» **TASK GOAL**:
Reproduce the entries between the lines holding "itemize the components" and "Text: +: + [253, 169, 260, 178]", inclusive, without any change.

── SUPPLIED RECORDS

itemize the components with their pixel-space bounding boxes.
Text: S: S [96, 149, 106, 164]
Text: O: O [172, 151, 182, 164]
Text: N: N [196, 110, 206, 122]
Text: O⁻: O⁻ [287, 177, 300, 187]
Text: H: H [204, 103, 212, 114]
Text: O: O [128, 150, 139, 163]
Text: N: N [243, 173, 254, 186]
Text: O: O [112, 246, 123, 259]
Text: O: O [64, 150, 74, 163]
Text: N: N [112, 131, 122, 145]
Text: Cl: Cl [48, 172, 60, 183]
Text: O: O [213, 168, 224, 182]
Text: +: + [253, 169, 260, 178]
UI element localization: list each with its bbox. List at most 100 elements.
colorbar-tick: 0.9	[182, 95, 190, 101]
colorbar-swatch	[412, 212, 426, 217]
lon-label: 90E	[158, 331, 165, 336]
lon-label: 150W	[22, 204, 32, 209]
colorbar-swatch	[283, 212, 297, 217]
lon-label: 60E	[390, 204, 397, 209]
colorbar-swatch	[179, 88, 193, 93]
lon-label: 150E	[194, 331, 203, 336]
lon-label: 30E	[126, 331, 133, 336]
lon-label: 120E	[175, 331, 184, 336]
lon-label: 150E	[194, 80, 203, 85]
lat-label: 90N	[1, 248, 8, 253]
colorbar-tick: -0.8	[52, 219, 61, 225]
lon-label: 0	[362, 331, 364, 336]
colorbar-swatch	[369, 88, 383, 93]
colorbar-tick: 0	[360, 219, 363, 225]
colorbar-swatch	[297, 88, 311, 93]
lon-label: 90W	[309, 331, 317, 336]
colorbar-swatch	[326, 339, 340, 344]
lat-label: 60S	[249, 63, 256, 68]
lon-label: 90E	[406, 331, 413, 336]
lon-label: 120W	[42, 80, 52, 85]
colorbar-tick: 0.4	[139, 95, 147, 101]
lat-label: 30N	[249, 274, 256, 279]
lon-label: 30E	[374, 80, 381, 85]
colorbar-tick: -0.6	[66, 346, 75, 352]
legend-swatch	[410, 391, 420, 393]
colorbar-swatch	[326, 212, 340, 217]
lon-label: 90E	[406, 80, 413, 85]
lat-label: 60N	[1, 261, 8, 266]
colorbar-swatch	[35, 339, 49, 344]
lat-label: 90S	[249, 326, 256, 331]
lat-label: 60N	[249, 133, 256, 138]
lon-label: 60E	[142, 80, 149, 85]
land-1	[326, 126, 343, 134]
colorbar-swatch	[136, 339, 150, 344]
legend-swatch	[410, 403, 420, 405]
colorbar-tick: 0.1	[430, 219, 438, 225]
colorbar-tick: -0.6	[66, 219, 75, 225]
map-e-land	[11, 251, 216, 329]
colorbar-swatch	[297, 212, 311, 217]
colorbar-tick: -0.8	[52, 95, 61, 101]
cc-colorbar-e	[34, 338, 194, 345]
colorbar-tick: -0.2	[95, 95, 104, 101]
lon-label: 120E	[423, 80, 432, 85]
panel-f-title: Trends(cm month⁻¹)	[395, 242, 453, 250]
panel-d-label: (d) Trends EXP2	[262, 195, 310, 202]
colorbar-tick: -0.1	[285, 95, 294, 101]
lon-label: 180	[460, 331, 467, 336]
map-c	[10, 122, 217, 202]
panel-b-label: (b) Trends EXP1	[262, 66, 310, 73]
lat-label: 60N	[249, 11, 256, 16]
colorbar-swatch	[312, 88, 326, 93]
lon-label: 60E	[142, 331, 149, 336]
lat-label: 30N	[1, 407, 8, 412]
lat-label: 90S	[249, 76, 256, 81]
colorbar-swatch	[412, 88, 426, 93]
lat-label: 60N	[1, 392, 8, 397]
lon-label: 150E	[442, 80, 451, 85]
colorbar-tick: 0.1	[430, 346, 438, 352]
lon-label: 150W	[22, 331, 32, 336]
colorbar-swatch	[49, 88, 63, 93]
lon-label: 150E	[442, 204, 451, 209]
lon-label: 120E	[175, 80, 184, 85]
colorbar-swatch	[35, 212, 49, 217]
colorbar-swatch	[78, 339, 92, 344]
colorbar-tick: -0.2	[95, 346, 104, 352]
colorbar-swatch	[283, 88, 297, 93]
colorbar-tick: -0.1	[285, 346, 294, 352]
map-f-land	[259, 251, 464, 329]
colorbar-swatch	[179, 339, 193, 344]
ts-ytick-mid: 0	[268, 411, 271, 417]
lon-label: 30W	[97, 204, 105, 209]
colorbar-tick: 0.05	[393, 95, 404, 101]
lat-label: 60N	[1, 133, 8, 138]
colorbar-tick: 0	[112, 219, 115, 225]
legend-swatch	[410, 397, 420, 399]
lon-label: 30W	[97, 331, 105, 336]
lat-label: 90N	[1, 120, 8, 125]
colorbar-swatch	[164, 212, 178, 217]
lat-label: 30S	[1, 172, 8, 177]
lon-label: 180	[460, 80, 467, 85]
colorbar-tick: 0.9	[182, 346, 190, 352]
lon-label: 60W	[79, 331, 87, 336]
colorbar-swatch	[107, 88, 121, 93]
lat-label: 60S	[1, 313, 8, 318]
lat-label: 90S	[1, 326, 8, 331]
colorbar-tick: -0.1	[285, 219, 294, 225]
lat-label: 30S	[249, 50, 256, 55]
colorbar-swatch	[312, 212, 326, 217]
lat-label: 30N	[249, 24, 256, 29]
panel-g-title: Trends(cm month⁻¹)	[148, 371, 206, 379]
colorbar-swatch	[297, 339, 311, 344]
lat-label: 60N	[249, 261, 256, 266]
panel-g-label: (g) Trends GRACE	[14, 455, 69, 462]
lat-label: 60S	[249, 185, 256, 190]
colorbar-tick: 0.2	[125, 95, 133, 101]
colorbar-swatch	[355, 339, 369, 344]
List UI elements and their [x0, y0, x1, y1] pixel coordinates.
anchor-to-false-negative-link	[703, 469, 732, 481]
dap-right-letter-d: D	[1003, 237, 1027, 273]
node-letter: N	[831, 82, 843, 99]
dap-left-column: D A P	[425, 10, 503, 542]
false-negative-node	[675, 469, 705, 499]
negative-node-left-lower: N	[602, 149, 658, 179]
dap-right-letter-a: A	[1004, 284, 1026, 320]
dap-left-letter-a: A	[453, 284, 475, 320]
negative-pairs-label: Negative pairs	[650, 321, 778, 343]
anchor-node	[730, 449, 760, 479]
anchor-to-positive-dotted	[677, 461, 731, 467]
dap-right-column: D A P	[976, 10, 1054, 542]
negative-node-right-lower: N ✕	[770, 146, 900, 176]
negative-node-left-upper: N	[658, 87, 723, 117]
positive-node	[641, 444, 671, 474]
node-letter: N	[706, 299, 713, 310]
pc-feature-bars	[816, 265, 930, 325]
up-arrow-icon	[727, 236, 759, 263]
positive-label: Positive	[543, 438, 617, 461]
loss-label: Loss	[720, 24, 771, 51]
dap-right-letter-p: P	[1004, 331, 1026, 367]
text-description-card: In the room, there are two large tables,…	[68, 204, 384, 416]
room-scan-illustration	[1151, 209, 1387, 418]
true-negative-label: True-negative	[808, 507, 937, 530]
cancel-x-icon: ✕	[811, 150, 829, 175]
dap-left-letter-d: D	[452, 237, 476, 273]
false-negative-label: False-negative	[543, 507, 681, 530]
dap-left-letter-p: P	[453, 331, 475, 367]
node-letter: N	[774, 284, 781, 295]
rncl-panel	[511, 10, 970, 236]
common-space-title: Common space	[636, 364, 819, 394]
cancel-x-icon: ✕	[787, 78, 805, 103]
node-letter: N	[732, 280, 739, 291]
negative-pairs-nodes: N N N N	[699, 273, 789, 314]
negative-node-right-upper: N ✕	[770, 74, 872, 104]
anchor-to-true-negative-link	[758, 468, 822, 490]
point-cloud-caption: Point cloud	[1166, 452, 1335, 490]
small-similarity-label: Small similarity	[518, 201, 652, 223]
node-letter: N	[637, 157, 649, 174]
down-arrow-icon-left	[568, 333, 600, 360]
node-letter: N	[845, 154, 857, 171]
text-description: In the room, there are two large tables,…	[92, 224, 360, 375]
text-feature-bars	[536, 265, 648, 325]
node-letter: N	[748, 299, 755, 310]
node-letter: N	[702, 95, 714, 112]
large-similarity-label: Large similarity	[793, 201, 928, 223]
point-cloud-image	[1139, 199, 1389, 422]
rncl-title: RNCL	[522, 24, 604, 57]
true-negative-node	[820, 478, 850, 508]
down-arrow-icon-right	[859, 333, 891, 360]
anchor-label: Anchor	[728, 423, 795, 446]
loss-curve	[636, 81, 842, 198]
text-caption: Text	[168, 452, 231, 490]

────
── SUPPLIED RECORDS

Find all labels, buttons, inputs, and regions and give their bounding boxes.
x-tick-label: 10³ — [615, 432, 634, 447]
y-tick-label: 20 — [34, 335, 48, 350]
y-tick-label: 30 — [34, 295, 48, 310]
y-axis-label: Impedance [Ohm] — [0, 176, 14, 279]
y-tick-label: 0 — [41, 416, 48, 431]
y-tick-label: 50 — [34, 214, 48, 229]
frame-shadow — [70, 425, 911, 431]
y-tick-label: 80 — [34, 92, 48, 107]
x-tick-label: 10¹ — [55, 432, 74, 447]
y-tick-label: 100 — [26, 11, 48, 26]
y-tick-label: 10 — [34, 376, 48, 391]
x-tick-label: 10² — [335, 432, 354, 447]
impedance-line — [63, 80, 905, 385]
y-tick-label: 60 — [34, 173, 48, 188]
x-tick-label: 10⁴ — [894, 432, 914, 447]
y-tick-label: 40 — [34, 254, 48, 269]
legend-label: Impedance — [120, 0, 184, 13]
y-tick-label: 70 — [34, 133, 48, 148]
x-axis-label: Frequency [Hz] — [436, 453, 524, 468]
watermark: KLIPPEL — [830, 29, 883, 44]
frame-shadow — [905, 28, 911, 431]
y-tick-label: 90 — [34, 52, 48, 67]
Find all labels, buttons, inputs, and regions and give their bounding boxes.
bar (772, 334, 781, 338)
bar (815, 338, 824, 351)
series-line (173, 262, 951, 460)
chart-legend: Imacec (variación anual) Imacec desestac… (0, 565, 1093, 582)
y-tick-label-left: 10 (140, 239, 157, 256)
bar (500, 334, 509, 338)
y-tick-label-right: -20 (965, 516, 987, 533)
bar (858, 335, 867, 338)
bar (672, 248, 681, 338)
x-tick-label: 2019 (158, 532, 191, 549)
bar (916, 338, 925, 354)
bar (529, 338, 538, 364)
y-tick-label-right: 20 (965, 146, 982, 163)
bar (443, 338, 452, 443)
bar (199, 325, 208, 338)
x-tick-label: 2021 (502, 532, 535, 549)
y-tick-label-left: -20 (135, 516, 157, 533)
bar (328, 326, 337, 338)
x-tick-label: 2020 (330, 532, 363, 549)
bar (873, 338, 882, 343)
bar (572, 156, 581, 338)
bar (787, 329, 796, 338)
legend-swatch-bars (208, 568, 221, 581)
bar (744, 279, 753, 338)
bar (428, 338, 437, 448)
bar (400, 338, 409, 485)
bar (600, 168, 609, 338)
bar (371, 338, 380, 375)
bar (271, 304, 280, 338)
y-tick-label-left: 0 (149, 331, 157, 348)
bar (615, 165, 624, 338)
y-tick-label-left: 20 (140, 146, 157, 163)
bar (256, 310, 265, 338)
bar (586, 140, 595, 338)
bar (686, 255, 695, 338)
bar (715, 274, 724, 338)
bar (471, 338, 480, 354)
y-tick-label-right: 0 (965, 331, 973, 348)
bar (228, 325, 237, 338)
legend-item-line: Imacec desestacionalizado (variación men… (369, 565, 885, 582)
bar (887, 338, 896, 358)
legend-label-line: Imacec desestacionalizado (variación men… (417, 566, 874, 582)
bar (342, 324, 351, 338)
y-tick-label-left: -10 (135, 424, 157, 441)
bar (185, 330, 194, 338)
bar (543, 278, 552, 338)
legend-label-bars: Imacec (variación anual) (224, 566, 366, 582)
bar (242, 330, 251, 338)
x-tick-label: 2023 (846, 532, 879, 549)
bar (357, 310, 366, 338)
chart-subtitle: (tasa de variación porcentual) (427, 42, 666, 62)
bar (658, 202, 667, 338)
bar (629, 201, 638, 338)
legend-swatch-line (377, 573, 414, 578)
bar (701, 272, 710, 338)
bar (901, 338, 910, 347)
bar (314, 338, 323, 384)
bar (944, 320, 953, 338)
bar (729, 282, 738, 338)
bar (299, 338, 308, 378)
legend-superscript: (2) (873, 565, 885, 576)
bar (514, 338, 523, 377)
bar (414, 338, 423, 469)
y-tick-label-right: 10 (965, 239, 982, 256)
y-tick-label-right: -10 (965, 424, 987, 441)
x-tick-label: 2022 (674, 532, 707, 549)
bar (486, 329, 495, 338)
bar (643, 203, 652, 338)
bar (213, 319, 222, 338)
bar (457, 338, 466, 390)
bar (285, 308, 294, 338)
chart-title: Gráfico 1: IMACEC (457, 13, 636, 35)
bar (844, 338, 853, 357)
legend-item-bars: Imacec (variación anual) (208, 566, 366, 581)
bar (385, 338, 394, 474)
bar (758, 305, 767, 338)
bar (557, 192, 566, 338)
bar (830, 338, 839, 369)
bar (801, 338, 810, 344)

────
── SUPPLIED RECORDS

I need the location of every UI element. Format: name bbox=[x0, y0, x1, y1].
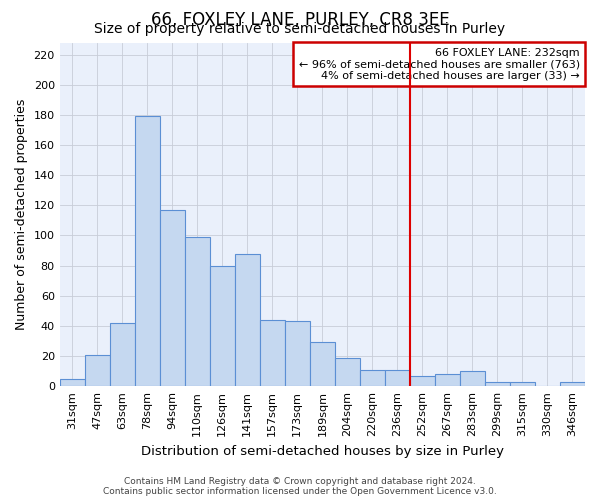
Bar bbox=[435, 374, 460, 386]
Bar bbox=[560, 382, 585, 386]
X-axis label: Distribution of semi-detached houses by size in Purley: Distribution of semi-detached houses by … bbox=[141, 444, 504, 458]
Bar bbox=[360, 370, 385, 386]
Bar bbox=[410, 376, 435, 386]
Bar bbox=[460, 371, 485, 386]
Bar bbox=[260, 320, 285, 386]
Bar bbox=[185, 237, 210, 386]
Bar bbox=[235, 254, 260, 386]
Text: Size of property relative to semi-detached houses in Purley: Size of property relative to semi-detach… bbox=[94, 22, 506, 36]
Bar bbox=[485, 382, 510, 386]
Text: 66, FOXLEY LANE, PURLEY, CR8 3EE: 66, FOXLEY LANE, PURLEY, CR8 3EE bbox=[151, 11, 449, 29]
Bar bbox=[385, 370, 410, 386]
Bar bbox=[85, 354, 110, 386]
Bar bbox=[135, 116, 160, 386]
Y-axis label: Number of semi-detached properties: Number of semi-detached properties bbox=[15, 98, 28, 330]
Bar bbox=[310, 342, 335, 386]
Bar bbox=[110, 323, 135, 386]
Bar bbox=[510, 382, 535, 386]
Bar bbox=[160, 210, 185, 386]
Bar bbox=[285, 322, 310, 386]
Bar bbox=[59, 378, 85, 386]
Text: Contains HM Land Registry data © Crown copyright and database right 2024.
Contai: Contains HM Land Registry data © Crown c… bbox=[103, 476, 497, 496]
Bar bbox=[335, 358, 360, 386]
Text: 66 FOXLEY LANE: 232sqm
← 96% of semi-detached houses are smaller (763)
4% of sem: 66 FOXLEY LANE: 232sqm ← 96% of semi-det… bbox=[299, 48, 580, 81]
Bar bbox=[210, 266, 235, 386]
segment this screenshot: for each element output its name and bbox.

────

» **THE OUTPUT**:
itemize the components with their pixel-space bounding boxes.
Text: S: S [96, 149, 106, 164]
Text: O: O [172, 151, 182, 164]
Text: N: N [196, 110, 206, 122]
Text: O⁻: O⁻ [287, 177, 300, 187]
Text: H: H [204, 103, 212, 114]
Text: O: O [128, 150, 139, 163]
Text: N: N [243, 173, 254, 186]
Text: O: O [112, 246, 123, 259]
Text: O: O [64, 150, 74, 163]
Text: N: N [112, 131, 122, 145]
Text: Cl: Cl [48, 172, 60, 183]
Text: O: O [213, 168, 224, 182]
Text: +: + [253, 169, 260, 178]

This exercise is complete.